#### EXERCISE:
Transcribe the records that follow in their entirety, omitting any pictures.

#### MATERIAL:
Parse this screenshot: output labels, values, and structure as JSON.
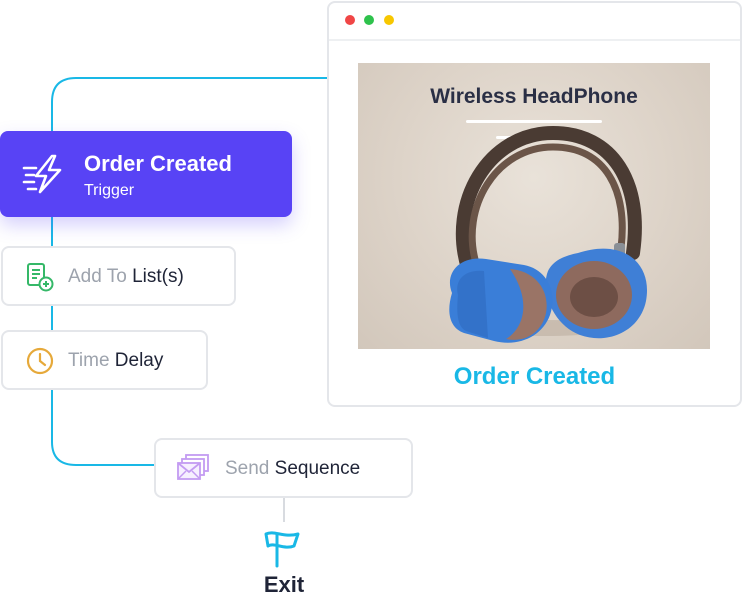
{
  "trigger": {
    "title": "Order Created",
    "subtitle": "Trigger",
    "icon": "lightning-bolt-icon",
    "color": "#5843f5"
  },
  "steps": [
    {
      "muted": "Add To ",
      "strong": "List(s)",
      "icon": "list-add-icon",
      "icon_color": "#35b868"
    },
    {
      "muted": "Time ",
      "strong": "Delay",
      "icon": "clock-icon",
      "icon_color": "#e6a93a"
    },
    {
      "muted": "Send ",
      "strong": "Sequence",
      "icon": "envelopes-icon",
      "icon_color": "#c39bf2"
    }
  ],
  "browser": {
    "window_dots": [
      "#f04646",
      "#2ec24c",
      "#f7c700"
    ],
    "product_title": "Wireless HeadPhone",
    "caption": "Order Created",
    "caption_color": "#19b8e6"
  },
  "exit": {
    "label": "Exit",
    "icon": "flag-icon",
    "icon_color": "#19b8e6"
  },
  "colors": {
    "connector": "#19b8e6",
    "card_border": "#e4e6ea",
    "muted_text": "#9da3ad",
    "strong_text": "#1f2437"
  }
}
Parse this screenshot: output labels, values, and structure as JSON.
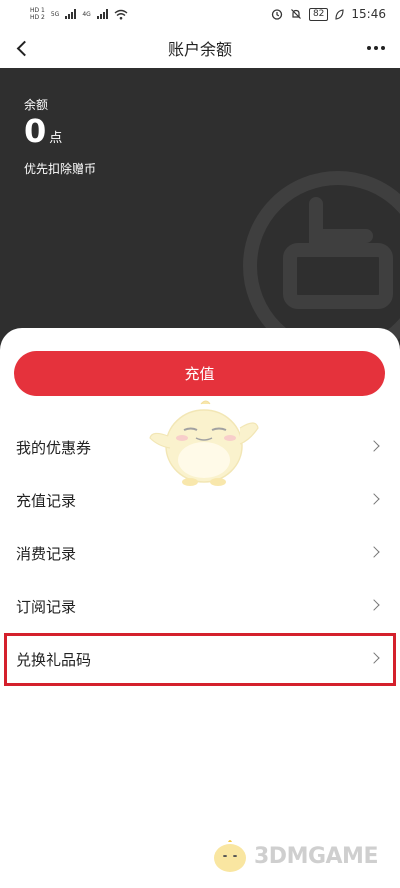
{
  "status_bar": {
    "sim1": "HD 1",
    "sim2": "HD 2",
    "net1": "5G",
    "net2": "4G",
    "battery": "82",
    "time": "15:46"
  },
  "nav": {
    "title": "账户余额"
  },
  "balance": {
    "label": "余额",
    "amount": "0",
    "unit": "点",
    "note": "优先扣除赠币"
  },
  "actions": {
    "recharge_label": "充值"
  },
  "menu": {
    "items": [
      {
        "label": "我的优惠券"
      },
      {
        "label": "充值记录"
      },
      {
        "label": "消费记录"
      },
      {
        "label": "订阅记录"
      },
      {
        "label": "兑换礼品码"
      }
    ]
  },
  "footer": {
    "brand": "3DMGAME"
  },
  "colors": {
    "accent": "#e5323c",
    "panel": "#2f2f2f",
    "highlight": "#d4202c"
  }
}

#### EXERCISE ANSWER:
Parse this screenshot: output labels, values, and structure as JSON.
{
  "trigger": {
    "title": "Order Created",
    "subtitle": "Trigger",
    "icon": "lightning-bolt-icon",
    "color": "#5843f5"
  },
  "steps": [
    {
      "muted": "Add To ",
      "strong": "List(s)",
      "icon": "list-add-icon",
      "icon_color": "#35b868"
    },
    {
      "muted": "Time ",
      "strong": "Delay",
      "icon": "clock-icon",
      "icon_color": "#e6a93a"
    },
    {
      "muted": "Send ",
      "strong": "Sequence",
      "icon": "envelopes-icon",
      "icon_color": "#c39bf2"
    }
  ],
  "browser": {
    "window_dots": [
      "#f04646",
      "#2ec24c",
      "#f7c700"
    ],
    "product_title": "Wireless HeadPhone",
    "caption": "Order Created",
    "caption_color": "#19b8e6"
  },
  "exit": {
    "label": "Exit",
    "icon": "flag-icon",
    "icon_color": "#19b8e6"
  },
  "colors": {
    "connector": "#19b8e6",
    "card_border": "#e4e6ea",
    "muted_text": "#9da3ad",
    "strong_text": "#1f2437"
  }
}
Parse this screenshot: output labels, values, and structure as JSON.
{
  "status_bar": {
    "sim1": "HD 1",
    "sim2": "HD 2",
    "net1": "5G",
    "net2": "4G",
    "battery": "82",
    "time": "15:46"
  },
  "nav": {
    "title": "账户余额"
  },
  "balance": {
    "label": "余额",
    "amount": "0",
    "unit": "点",
    "note": "优先扣除赠币"
  },
  "actions": {
    "recharge_label": "充值"
  },
  "menu": {
    "items": [
      {
        "label": "我的优惠券"
      },
      {
        "label": "充值记录"
      },
      {
        "label": "消费记录"
      },
      {
        "label": "订阅记录"
      },
      {
        "label": "兑换礼品码"
      }
    ]
  },
  "footer": {
    "brand": "3DMGAME"
  },
  "colors": {
    "accent": "#e5323c",
    "panel": "#2f2f2f",
    "highlight": "#d4202c"
  }
}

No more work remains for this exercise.